Data entries for graphics:
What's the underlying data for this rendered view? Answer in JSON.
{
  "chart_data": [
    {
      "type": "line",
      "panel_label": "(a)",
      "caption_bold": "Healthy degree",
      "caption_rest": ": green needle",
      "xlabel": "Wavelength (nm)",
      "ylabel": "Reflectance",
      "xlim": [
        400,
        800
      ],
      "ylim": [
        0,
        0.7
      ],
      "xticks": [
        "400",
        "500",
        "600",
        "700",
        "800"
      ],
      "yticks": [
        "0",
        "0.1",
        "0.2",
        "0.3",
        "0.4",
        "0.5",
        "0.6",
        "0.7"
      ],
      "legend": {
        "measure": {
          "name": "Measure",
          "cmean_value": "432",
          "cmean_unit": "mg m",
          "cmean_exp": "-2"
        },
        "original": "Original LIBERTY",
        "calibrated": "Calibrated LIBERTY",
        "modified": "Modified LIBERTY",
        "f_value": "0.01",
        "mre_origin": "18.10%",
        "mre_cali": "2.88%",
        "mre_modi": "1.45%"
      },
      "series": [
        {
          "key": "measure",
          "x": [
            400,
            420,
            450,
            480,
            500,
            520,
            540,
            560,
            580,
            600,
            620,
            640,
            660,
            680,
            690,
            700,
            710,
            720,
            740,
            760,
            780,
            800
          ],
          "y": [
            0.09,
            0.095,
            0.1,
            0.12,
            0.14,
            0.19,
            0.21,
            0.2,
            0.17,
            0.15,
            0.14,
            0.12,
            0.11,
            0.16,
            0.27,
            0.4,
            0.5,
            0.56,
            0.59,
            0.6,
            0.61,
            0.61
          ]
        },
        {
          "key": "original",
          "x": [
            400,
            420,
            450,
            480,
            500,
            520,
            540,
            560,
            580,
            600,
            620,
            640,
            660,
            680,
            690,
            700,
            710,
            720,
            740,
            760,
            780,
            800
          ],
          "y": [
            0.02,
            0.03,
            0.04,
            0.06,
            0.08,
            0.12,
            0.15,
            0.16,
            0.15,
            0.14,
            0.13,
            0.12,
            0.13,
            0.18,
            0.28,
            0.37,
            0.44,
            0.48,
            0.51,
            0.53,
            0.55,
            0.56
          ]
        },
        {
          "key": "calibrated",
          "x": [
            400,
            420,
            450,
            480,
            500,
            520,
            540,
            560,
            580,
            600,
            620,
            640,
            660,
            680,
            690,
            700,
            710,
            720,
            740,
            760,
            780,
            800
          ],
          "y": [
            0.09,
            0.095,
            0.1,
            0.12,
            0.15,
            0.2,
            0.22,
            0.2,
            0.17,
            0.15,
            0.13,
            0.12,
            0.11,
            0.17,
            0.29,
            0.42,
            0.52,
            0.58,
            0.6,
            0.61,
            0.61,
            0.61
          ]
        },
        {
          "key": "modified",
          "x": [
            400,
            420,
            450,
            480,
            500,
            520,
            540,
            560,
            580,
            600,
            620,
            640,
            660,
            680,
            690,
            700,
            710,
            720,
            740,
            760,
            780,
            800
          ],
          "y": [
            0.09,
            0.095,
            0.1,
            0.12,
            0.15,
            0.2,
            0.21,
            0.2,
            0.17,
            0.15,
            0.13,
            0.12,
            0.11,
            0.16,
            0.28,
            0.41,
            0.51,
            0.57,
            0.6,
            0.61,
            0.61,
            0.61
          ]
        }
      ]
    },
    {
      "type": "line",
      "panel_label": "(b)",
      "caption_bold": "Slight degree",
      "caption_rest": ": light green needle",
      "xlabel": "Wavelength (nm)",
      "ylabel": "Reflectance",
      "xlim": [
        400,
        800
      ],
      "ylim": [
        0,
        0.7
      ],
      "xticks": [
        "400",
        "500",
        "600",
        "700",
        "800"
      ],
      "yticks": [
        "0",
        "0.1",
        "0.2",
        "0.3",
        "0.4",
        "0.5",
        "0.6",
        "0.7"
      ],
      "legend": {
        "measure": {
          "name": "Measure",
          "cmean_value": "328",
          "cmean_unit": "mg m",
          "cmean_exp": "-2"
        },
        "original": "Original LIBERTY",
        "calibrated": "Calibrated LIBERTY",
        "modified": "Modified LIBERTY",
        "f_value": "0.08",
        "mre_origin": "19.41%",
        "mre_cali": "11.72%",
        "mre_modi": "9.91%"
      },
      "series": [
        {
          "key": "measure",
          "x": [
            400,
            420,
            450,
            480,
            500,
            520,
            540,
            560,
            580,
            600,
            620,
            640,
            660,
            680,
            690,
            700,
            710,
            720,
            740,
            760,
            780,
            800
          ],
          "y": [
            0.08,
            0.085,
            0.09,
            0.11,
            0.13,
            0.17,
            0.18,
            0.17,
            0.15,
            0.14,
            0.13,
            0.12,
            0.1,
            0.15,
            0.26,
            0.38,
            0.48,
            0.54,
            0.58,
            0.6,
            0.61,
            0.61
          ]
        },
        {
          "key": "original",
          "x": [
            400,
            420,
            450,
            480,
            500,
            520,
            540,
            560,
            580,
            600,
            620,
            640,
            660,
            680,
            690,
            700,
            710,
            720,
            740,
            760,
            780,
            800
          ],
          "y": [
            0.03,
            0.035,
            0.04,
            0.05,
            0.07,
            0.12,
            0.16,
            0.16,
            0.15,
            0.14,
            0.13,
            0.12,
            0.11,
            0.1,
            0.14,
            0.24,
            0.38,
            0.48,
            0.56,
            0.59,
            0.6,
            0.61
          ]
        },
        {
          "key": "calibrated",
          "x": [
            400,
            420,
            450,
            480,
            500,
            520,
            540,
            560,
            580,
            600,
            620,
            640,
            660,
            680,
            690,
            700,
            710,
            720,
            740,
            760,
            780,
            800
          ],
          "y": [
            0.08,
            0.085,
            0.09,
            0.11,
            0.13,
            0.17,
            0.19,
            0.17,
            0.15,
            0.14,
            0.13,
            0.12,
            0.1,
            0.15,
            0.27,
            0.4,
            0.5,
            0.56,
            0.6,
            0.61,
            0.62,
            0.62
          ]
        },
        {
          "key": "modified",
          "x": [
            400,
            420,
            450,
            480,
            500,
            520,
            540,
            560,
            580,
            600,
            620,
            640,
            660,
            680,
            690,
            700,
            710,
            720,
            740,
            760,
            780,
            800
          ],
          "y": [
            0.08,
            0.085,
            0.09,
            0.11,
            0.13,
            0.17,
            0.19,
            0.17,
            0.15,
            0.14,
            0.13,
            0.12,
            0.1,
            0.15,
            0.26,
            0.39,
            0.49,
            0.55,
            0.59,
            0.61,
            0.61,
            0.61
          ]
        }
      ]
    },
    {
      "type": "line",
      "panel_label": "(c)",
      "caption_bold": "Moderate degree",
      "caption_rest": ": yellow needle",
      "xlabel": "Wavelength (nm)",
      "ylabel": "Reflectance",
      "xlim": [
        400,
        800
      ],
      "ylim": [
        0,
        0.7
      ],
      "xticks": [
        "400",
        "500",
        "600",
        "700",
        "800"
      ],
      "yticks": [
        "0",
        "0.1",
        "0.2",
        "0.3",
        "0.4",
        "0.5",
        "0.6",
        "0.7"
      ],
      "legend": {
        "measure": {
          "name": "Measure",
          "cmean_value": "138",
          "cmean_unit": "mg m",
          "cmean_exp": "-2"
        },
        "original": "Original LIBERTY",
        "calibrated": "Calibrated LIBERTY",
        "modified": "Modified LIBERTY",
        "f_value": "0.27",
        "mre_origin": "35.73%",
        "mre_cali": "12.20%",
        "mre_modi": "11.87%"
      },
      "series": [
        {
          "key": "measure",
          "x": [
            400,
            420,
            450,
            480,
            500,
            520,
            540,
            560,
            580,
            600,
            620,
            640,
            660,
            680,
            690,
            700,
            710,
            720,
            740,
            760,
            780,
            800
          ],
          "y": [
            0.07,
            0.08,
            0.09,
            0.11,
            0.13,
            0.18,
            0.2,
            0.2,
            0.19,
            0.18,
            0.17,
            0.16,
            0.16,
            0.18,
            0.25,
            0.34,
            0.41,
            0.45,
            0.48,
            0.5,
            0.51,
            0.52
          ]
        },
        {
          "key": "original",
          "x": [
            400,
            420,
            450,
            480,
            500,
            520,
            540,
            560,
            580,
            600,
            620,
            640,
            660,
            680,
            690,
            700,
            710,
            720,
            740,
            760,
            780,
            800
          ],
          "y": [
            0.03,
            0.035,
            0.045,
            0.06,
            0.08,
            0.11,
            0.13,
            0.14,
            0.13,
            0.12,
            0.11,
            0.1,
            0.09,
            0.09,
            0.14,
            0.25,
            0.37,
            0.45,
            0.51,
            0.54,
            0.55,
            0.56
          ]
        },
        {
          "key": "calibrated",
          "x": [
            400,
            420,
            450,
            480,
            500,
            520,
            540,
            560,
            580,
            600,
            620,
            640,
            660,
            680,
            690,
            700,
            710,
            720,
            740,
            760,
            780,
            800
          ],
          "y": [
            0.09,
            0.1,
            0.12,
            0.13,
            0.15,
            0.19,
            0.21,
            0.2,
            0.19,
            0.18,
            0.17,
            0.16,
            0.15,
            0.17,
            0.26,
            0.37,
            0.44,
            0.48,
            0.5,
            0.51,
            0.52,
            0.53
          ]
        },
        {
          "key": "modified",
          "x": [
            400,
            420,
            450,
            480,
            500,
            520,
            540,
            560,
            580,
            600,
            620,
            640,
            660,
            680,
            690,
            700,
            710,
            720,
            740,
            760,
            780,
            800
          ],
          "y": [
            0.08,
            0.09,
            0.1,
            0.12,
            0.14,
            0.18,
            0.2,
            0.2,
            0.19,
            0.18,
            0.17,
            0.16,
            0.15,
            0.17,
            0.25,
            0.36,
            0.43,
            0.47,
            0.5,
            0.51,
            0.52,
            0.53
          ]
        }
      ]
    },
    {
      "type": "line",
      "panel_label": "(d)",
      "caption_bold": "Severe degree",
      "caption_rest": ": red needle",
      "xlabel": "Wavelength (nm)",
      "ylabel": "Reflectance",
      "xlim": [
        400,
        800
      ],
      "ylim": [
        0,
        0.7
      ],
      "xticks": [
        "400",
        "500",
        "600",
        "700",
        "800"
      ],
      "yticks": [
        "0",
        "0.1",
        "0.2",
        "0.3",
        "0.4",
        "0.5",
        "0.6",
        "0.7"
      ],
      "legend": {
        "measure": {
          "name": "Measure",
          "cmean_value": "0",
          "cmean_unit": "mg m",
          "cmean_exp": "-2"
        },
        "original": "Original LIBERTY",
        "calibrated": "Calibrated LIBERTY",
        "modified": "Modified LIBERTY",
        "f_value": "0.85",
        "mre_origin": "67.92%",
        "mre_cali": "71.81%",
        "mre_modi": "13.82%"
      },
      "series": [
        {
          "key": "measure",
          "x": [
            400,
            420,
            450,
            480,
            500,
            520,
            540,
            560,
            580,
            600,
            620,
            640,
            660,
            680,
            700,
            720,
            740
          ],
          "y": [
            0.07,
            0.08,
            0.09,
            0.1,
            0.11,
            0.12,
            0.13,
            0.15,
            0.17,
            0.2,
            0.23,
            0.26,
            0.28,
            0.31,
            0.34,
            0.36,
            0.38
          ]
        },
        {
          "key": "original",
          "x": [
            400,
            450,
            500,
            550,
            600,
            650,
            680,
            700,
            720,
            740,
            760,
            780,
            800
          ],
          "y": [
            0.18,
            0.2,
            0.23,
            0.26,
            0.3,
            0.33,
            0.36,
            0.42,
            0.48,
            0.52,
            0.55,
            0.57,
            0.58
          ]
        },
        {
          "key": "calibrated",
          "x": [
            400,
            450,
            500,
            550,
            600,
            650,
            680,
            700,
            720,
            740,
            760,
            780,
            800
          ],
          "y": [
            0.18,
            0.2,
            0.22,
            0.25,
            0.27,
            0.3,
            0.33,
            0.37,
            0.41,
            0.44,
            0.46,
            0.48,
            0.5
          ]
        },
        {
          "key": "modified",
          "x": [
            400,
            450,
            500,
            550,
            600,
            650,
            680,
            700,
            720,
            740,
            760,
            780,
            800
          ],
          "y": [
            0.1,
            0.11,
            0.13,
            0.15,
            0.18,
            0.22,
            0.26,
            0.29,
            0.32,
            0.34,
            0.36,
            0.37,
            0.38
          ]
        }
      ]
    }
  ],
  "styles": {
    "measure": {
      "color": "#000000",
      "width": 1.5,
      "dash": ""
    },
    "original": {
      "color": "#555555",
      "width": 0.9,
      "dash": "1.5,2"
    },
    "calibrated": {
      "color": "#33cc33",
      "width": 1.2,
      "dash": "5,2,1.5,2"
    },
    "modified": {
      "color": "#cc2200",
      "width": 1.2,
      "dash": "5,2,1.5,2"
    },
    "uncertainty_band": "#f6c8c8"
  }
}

(Problem requirements) Return every line above in which the string "needle" occurs.

(Response for this exercise)
      "caption_rest": ": green needle",
      "caption_rest": ": light green needle",
      "caption_rest": ": yellow needle",
      "caption_rest": ": red needle",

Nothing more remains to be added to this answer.